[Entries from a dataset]
** START **
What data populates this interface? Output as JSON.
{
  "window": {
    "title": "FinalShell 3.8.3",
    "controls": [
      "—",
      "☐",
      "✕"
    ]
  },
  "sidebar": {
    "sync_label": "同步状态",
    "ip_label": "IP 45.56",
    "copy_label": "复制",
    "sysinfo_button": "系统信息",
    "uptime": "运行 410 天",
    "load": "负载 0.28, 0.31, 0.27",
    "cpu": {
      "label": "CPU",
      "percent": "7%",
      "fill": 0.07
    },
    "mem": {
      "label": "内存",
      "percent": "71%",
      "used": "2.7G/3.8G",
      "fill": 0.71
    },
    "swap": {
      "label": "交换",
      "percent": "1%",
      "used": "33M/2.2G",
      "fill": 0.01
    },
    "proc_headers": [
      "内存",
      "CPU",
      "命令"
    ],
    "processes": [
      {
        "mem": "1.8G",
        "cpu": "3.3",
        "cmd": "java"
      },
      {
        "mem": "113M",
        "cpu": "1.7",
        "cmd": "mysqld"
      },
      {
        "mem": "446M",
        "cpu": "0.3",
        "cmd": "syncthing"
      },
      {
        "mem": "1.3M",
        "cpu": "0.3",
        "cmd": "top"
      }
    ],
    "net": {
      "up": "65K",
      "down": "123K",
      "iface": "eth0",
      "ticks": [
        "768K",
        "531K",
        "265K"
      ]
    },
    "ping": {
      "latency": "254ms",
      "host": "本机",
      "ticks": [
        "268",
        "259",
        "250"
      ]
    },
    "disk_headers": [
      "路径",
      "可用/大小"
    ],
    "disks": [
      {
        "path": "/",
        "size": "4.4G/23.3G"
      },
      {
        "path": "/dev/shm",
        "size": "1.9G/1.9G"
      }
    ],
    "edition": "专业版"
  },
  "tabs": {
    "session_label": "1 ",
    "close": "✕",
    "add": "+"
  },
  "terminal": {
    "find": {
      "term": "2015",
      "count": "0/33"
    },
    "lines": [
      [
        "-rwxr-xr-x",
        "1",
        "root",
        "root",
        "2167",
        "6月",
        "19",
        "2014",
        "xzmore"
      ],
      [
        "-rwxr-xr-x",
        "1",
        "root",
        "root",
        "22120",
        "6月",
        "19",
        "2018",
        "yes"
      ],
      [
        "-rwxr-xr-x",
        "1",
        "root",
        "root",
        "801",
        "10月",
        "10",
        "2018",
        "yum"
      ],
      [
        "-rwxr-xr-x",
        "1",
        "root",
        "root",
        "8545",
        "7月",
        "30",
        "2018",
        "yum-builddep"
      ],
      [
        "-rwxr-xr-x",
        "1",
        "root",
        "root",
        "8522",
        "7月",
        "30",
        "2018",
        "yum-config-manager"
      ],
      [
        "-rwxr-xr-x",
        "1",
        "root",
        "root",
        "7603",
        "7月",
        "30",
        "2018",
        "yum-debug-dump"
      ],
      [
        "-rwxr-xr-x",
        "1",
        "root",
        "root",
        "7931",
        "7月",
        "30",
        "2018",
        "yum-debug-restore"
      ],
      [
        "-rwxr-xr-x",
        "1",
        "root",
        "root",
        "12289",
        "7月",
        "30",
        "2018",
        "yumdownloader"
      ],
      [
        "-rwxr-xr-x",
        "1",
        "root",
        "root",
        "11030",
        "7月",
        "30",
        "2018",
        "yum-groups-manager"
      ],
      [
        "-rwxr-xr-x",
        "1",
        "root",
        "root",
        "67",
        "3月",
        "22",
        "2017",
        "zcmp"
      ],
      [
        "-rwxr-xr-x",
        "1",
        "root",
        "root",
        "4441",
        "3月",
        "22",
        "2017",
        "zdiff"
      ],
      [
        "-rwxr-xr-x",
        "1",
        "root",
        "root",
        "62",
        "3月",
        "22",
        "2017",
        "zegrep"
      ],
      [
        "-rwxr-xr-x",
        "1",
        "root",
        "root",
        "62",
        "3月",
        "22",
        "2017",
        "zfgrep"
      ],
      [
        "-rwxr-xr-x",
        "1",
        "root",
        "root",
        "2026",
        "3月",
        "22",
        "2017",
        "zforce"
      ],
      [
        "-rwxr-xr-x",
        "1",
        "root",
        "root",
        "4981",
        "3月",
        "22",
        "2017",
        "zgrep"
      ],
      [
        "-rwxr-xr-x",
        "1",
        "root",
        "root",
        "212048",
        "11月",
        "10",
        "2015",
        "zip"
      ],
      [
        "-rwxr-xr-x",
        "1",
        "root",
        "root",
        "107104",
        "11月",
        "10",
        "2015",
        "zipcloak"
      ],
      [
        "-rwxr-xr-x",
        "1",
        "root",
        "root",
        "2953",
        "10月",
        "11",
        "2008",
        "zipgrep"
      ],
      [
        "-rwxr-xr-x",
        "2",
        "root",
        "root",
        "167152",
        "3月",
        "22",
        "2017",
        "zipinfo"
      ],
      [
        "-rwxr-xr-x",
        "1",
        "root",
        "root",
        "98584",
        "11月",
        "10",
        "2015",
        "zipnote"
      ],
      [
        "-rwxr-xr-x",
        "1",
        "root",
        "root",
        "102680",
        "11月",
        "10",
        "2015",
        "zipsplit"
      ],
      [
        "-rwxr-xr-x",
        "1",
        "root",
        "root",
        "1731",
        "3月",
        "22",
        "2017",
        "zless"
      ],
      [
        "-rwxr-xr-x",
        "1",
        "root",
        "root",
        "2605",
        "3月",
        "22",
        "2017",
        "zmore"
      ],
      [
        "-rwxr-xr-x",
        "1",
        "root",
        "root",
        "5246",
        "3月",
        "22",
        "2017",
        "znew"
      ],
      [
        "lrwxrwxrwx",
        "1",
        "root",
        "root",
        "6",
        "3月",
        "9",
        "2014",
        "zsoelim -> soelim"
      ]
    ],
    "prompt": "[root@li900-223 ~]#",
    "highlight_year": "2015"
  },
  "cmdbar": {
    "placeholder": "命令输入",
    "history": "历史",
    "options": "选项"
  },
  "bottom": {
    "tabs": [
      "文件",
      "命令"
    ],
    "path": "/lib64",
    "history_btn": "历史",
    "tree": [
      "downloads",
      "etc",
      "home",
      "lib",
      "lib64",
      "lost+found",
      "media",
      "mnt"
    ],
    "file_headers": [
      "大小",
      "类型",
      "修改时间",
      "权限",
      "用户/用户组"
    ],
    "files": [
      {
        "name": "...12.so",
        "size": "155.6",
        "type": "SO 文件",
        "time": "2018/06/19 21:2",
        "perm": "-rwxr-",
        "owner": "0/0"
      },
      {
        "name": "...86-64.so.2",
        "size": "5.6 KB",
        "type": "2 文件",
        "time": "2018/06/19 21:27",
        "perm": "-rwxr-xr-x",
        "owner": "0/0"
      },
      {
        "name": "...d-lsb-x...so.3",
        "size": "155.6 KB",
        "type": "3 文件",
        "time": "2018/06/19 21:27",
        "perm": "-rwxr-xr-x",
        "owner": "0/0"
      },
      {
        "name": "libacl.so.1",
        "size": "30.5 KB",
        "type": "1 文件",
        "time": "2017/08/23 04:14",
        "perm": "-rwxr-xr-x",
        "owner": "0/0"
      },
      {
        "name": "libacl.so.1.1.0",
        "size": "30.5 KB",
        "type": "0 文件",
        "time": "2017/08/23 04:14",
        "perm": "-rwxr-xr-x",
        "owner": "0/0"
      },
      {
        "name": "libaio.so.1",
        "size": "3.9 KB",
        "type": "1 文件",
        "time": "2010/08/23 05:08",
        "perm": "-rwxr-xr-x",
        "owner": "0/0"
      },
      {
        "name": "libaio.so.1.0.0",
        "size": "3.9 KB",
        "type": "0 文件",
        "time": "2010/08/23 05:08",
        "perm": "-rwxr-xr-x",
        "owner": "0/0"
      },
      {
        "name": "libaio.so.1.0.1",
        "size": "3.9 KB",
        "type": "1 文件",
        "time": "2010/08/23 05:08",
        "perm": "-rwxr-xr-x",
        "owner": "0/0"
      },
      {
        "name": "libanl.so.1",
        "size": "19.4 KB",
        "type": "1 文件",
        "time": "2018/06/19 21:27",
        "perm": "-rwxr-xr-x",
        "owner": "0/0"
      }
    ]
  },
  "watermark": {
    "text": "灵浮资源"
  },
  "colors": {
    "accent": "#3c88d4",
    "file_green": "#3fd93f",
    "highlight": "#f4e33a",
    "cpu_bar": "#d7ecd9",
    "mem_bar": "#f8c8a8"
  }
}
** END **
Give only a number: how many lines of the data hold the string "size"?

11